----- Selected passage
Mohammad Bahawal Khan V (1883–1907), full title H.H. Rukn ud-Daula, Mukhlis ud-Daula, Hafiz ul-Mulk, Al-Haj Nawab Mohammad Bahawal Khan Abbasi V Bahadur, was the Nawab of the Kingdom of Bahawalpur, a former princely state of the British Raj, now part of Pakistan. He ruled from 1899 until his death. As Nawab of Bahawalpur he was entitled to a 17-gun salute.

Biography
Mohammad Bahawal Khan V was the second son by the second wife of Nawab Amir Sir Sadeq Mohammad Khan Abbasi IV Bahadur. In 1899, when he was only fifteen, Nawab Mohammad Bahawal Khan V ascended the throne of Bahawalpur following his father's death. He reigned under a Council of Superintendence until he came of age and was invested with full ruling powers in a ceremony attended by the Viceroy, Lord Curzon himself, at Derawar Fort on 12 November 1903.
----------
----- Information provided
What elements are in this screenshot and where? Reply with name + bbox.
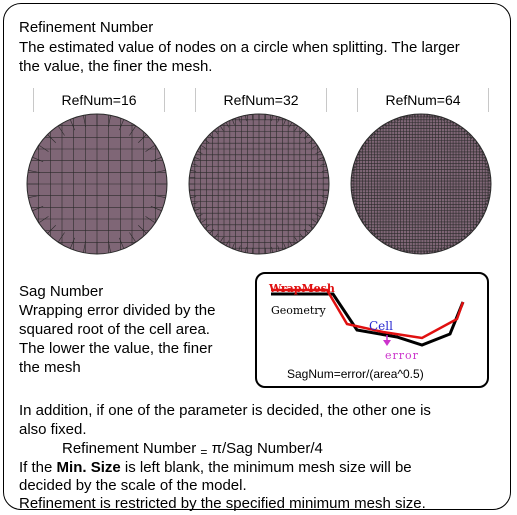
----------
Exercise instructions:
- 1) Reproduce the passage about the Nawab of Bahawalpur, everything from "Mohammad Bahawal Khan V (1883–1907), full" down to "12 November 1903.".
- 2) Using the passage about the Nawab of Bahawalpur, decide whether each statement agrees with it: (a) He took the throne at age fifteen. (b) He was his father's eldest son. (c) He received full ruling powers at Derawar Fort. Answer yes or no for each and quote the words that decide it.
The lines here come from a separate source.

Answers to the exercises:
- 1)
Mohammad Bahawal Khan V (1883–1907), full title H.H. Rukn ud-Daula, Mukhlis ud-Daula, Hafiz ul-Mulk, Al-Haj Nawab Mohammad Bahawal Khan Abbasi V Bahadur, was the Nawab of the Kingdom of Bahawalpur, a former princely state of the British Raj, now part of Pakistan. He ruled from 1899 until his death. As Nawab of Bahawalpur he was entitled to a 17-gun salute.

Biography
Mohammad Bahawal Khan V was the second son by the second wife of Nawab Amir Sir Sadeq Mohammad Khan Abbasi IV Bahadur. In 1899, when he was only fifteen, Nawab Mohammad Bahawal Khan V ascended the throne of Bahawalpur following his father's death. He reigned under a Council of Superintendence until he came of age and was invested with full ruling powers in a ceremony attended by the Viceroy, Lord Curzon himself, at Derawar Fort on 12 November 1903.

- 2)
(a) Yes: "In 1899, when he was only fifteen, Nawab Mohammad Bahawal Khan V ascended the throne of Bahawalpur"
(b) No: "was the second son by the second wife of Nawab Amir Sir Sadeq Mohammad Khan Abbasi IV Bahadur"
(c) Yes: "was invested with full ruling powers in a ceremony attended by the Viceroy, Lord Curzon himself, at Derawar Fort on 12 November 1903"